The task:
Identify each line in the records below that contains the word "pyerce", and copy it.

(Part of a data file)
════
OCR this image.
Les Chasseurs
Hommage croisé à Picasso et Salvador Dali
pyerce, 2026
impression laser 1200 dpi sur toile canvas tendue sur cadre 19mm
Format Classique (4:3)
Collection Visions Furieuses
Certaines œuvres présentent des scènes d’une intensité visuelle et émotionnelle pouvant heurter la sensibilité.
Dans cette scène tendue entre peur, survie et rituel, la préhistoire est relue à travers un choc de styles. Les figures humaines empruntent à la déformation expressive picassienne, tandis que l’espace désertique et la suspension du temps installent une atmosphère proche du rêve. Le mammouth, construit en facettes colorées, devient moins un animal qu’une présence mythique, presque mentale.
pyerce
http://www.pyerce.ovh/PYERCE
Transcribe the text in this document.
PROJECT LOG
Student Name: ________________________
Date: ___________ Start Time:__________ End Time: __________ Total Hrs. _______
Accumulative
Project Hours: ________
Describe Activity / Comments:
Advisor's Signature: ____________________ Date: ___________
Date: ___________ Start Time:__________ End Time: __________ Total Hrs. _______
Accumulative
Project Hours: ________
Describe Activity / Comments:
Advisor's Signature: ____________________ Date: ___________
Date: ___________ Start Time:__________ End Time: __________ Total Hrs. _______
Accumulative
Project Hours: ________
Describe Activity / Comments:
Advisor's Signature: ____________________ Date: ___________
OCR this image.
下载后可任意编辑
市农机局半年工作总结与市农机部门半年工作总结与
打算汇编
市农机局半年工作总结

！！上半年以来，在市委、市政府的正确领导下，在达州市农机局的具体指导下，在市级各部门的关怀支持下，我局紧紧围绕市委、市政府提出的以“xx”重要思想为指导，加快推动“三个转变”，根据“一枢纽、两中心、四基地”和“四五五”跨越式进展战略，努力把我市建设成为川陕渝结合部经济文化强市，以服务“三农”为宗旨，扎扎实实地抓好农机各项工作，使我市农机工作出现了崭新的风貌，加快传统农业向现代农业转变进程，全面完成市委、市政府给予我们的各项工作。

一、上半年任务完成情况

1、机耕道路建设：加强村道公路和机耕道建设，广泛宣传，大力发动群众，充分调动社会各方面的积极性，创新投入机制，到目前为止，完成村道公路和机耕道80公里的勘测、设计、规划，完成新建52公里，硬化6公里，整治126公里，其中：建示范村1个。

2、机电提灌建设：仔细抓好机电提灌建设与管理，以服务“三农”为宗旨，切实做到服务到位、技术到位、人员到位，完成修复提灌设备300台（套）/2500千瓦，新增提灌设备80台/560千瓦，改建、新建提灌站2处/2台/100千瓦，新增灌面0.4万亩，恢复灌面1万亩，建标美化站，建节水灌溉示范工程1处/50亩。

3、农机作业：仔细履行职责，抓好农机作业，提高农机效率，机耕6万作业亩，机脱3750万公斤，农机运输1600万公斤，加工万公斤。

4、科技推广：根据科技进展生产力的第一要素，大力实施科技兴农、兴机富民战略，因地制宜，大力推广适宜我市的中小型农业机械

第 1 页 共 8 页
════
Response for this exercise:
pyerce, 2026
pyerce
http://www.pyerce.ovh/PYERCE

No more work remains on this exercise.